Data section

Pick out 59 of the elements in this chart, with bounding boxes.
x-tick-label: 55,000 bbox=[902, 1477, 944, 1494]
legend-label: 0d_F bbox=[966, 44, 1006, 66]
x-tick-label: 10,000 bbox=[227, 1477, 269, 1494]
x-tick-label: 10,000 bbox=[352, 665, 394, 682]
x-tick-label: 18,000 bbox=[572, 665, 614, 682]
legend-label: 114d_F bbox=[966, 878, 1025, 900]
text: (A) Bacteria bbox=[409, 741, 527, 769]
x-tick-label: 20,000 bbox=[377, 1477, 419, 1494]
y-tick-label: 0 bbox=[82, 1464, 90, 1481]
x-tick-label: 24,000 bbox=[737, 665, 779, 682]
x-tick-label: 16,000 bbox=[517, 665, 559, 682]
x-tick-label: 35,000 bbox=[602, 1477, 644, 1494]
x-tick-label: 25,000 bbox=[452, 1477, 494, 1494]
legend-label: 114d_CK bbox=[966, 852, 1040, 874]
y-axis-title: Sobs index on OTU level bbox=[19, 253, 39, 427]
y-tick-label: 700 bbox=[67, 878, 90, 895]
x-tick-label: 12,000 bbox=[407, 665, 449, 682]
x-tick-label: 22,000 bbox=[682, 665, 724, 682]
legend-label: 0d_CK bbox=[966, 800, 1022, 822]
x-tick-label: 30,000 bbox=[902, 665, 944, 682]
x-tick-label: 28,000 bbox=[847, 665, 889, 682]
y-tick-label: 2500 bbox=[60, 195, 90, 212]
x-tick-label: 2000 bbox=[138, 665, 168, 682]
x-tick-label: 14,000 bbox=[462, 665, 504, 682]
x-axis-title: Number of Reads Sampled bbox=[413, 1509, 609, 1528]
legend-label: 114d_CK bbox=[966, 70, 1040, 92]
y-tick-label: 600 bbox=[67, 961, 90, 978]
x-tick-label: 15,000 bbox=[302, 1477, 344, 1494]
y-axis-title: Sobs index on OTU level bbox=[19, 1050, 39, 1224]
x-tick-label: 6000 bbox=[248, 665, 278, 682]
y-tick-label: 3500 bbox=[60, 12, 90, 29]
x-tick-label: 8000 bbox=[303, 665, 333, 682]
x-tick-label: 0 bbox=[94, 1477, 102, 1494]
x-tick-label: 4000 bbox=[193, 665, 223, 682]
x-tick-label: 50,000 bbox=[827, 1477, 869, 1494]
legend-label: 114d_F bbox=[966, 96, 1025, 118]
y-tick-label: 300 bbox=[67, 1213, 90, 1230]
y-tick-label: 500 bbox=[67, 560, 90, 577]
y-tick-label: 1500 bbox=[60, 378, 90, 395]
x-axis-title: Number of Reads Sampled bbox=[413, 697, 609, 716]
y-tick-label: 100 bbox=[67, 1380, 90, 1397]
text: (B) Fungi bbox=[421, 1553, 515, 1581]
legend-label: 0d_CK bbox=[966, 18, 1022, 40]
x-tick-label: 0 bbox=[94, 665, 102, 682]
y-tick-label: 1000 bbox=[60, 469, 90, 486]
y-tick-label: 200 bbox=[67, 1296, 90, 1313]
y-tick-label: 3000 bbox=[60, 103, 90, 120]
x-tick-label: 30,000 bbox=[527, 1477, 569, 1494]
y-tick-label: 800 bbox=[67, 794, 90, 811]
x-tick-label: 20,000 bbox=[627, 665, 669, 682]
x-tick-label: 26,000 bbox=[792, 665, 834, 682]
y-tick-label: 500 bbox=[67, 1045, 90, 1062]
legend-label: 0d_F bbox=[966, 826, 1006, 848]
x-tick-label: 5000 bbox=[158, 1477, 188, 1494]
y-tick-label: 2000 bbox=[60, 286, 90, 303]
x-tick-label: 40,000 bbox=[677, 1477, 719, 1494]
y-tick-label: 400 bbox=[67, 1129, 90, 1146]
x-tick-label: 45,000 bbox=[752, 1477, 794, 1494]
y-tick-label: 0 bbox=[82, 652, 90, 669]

Assignment
I need each line of the entries that holds the string "index" located and copied.

Task output
y-axis-title: Sobs index on OTU level bbox=[19, 253, 39, 427]
y-axis-title: Sobs index on OTU level bbox=[19, 1050, 39, 1224]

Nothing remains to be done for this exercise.